What to produce:
From the first line to the last, please reproduce the material exactly, skipping the pictures.

.....

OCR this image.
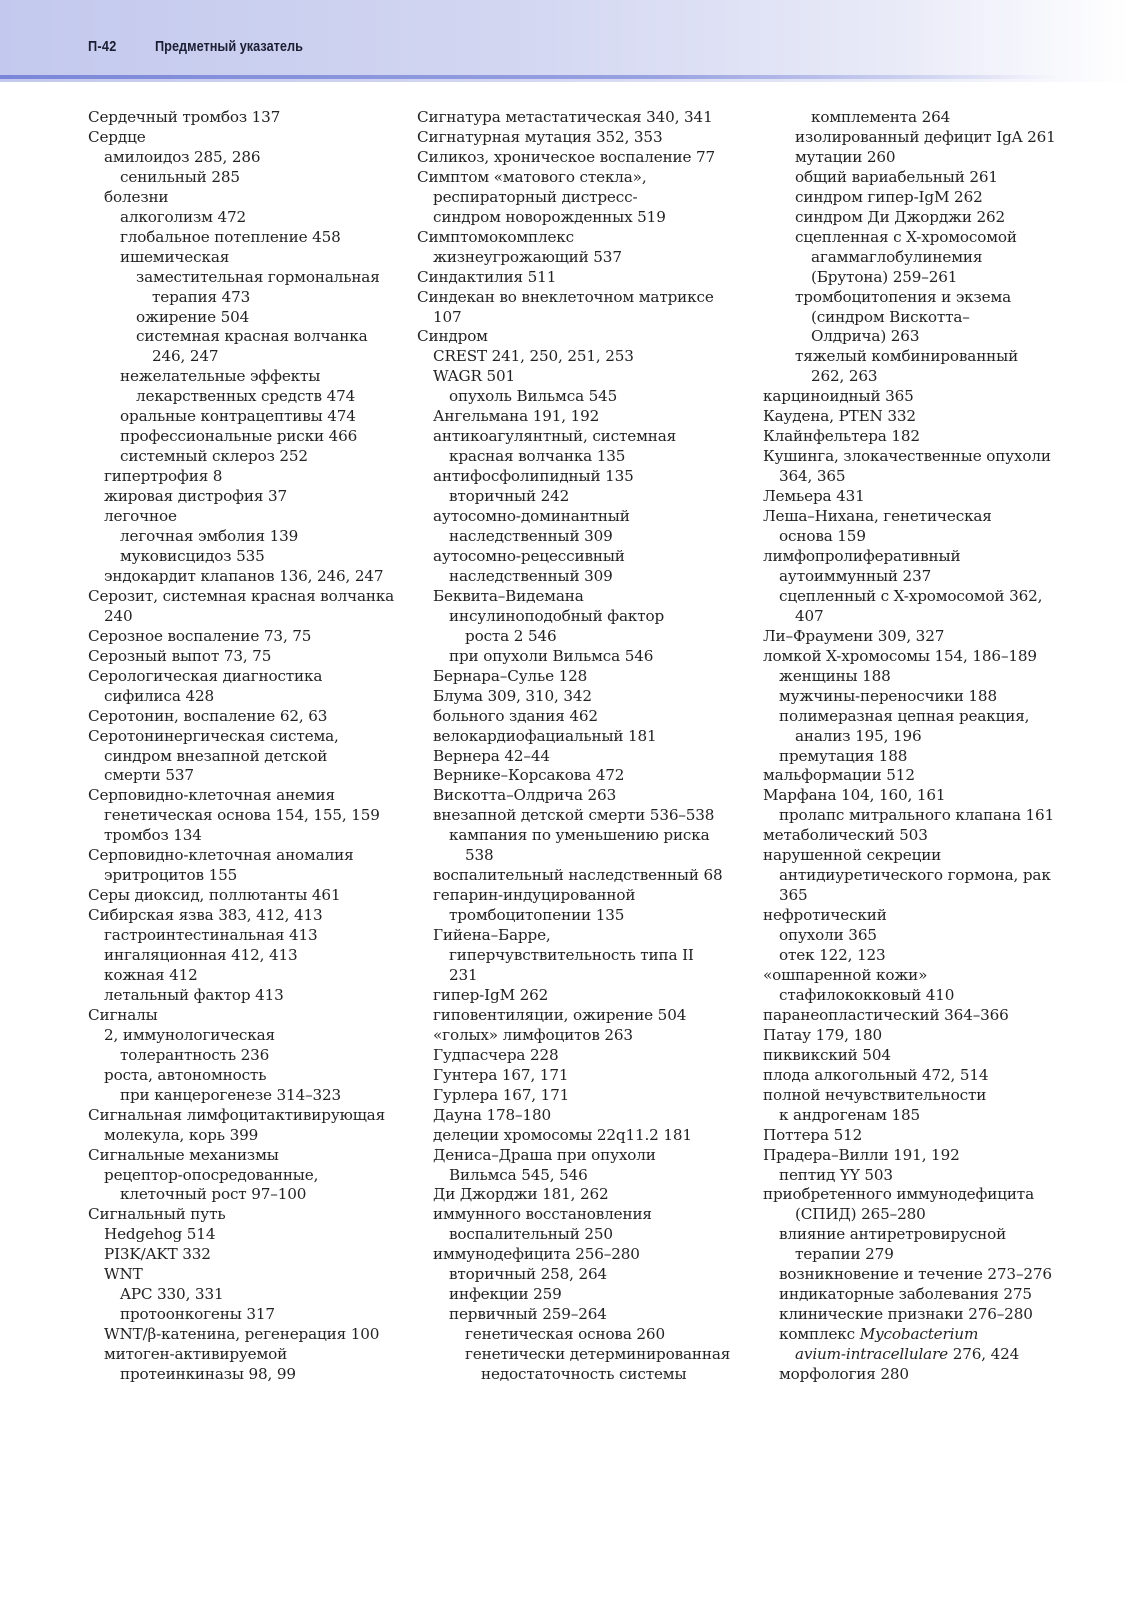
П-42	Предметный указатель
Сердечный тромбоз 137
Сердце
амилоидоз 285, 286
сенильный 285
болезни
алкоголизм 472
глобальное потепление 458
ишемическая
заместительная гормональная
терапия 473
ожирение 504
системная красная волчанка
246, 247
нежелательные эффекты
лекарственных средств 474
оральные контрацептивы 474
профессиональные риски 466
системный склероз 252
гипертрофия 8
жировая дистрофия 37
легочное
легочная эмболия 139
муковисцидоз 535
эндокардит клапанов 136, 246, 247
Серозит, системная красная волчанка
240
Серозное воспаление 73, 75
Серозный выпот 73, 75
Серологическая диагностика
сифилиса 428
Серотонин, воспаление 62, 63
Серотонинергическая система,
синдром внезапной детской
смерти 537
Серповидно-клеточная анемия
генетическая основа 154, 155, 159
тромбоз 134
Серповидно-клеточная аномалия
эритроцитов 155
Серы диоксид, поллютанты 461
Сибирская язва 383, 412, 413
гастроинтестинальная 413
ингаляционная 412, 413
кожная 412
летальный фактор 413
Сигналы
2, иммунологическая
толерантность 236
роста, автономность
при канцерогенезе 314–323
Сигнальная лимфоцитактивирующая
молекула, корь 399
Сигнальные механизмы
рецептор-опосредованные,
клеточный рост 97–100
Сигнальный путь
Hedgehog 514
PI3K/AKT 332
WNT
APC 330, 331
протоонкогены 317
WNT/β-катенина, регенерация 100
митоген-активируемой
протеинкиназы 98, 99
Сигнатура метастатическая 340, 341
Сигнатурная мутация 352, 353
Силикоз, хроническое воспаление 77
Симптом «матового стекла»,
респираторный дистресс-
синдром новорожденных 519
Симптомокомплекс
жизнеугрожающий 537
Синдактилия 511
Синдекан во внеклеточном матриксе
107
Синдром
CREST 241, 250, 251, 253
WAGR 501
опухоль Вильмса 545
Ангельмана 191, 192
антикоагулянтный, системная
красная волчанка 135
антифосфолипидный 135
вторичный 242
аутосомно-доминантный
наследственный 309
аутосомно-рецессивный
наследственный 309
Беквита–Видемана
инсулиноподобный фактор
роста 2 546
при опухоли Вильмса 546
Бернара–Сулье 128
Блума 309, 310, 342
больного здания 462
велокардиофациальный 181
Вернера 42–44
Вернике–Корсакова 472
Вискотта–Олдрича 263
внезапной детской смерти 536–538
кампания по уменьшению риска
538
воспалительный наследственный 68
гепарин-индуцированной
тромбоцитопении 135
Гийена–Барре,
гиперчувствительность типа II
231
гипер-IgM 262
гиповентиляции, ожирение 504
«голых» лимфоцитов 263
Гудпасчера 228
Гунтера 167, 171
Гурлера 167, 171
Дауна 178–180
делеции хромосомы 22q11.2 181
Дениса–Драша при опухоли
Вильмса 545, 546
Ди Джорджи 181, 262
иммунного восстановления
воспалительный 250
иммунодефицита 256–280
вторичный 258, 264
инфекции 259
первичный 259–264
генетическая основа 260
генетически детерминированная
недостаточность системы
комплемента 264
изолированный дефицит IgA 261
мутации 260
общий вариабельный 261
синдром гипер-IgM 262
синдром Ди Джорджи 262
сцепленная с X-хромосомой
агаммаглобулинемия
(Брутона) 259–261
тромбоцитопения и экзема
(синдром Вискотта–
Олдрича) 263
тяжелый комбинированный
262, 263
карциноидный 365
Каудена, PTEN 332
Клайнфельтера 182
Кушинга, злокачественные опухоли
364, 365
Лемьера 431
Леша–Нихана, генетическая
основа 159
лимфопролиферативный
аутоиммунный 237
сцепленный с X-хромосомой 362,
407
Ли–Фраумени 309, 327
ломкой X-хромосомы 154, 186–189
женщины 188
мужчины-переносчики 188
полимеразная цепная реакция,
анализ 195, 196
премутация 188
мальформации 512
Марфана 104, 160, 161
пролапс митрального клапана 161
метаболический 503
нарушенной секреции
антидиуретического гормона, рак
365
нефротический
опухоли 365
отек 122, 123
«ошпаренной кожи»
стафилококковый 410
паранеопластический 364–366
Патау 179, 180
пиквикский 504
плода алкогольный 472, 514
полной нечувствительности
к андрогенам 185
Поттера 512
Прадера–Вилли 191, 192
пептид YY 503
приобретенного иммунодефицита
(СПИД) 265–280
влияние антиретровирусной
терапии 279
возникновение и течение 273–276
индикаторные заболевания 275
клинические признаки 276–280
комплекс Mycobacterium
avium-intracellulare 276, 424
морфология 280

.....

Reply:
OCR this image.
П-42	Предметный указатель
Сердечный тромбоз 137
Сердце
амилоидоз 285, 286
сенильный 285
болезни
алкоголизм 472
глобальное потепление 458
ишемическая
заместительная гормональная
терапия 473
ожирение 504
системная красная волчанка
246, 247
нежелательные эффекты
лекарственных средств 474
оральные контрацептивы 474
профессиональные риски 466
системный склероз 252
гипертрофия 8
жировая дистрофия 37
легочное
легочная эмболия 139
муковисцидоз 535
эндокардит клапанов 136, 246, 247
Серозит, системная красная волчанка
240
Серозное воспаление 73, 75
Серозный выпот 73, 75
Серологическая диагностика
сифилиса 428
Серотонин, воспаление 62, 63
Серотонинергическая система,
синдром внезапной детской
смерти 537
Серповидно-клеточная анемия
генетическая основа 154, 155, 159
тромбоз 134
Серповидно-клеточная аномалия
эритроцитов 155
Серы диоксид, поллютанты 461
Сибирская язва 383, 412, 413
гастроинтестинальная 413
ингаляционная 412, 413
кожная 412
летальный фактор 413
Сигналы
2, иммунологическая
толерантность 236
роста, автономность
при канцерогенезе 314–323
Сигнальная лимфоцитактивирующая
молекула, корь 399
Сигнальные механизмы
рецептор-опосредованные,
клеточный рост 97–100
Сигнальный путь
Hedgehog 514
PI3K/AKT 332
WNT
APC 330, 331
протоонкогены 317
WNT/β-катенина, регенерация 100
митоген-активируемой
протеинкиназы 98, 99
Сигнатура метастатическая 340, 341
Сигнатурная мутация 352, 353
Силикоз, хроническое воспаление 77
Симптом «матового стекла»,
респираторный дистресс-
синдром новорожденных 519
Симптомокомплекс
жизнеугрожающий 537
Синдактилия 511
Синдекан во внеклеточном матриксе
107
Синдром
CREST 241, 250, 251, 253
WAGR 501
опухоль Вильмса 545
Ангельмана 191, 192
антикоагулянтный, системная
красная волчанка 135
антифосфолипидный 135
вторичный 242
аутосомно-доминантный
наследственный 309
аутосомно-рецессивный
наследственный 309
Беквита–Видемана
инсулиноподобный фактор
роста 2 546
при опухоли Вильмса 546
Бернара–Сулье 128
Блума 309, 310, 342
больного здания 462
велокардиофациальный 181
Вернера 42–44
Вернике–Корсакова 472
Вискотта–Олдрича 263
внезапной детской смерти 536–538
кампания по уменьшению риска
538
воспалительный наследственный 68
гепарин-индуцированной
тромбоцитопении 135
Гийена–Барре,
гиперчувствительность типа II
231
гипер-IgM 262
гиповентиляции, ожирение 504
«голых» лимфоцитов 263
Гудпасчера 228
Гунтера 167, 171
Гурлера 167, 171
Дауна 178–180
делеции хромосомы 22q11.2 181
Дениса–Драша при опухоли
Вильмса 545, 546
Ди Джорджи 181, 262
иммунного восстановления
воспалительный 250
иммунодефицита 256–280
вторичный 258, 264
инфекции 259
первичный 259–264
генетическая основа 260
генетически детерминированная
недостаточность системы
комплемента 264
изолированный дефицит IgA 261
мутации 260
общий вариабельный 261
синдром гипер-IgM 262
синдром Ди Джорджи 262
сцепленная с X-хромосомой
агаммаглобулинемия
(Брутона) 259–261
тромбоцитопения и экзема
(синдром Вискотта–
Олдрича) 263
тяжелый комбинированный
262, 263
карциноидный 365
Каудена, PTEN 332
Клайнфельтера 182
Кушинга, злокачественные опухоли
364, 365
Лемьера 431
Леша–Нихана, генетическая
основа 159
лимфопролиферативный
аутоиммунный 237
сцепленный с X-хромосомой 362,
407
Ли–Фраумени 309, 327
ломкой X-хромосомы 154, 186–189
женщины 188
мужчины-переносчики 188
полимеразная цепная реакция,
анализ 195, 196
премутация 188
мальформации 512
Марфана 104, 160, 161
пролапс митрального клапана 161
метаболический 503
нарушенной секреции
антидиуретического гормона, рак
365
нефротический
опухоли 365
отек 122, 123
«ошпаренной кожи»
стафилококковый 410
паранеопластический 364–366
Патау 179, 180
пиквикский 504
плода алкогольный 472, 514
полной нечувствительности
к андрогенам 185
Поттера 512
Прадера–Вилли 191, 192
пептид YY 503
приобретенного иммунодефицита
(СПИД) 265–280
влияние антиретровирусной
терапии 279
возникновение и течение 273–276
индикаторные заболевания 275
клинические признаки 276–280
комплекс Mycobacterium
avium-intracellulare 276, 424
морфология 280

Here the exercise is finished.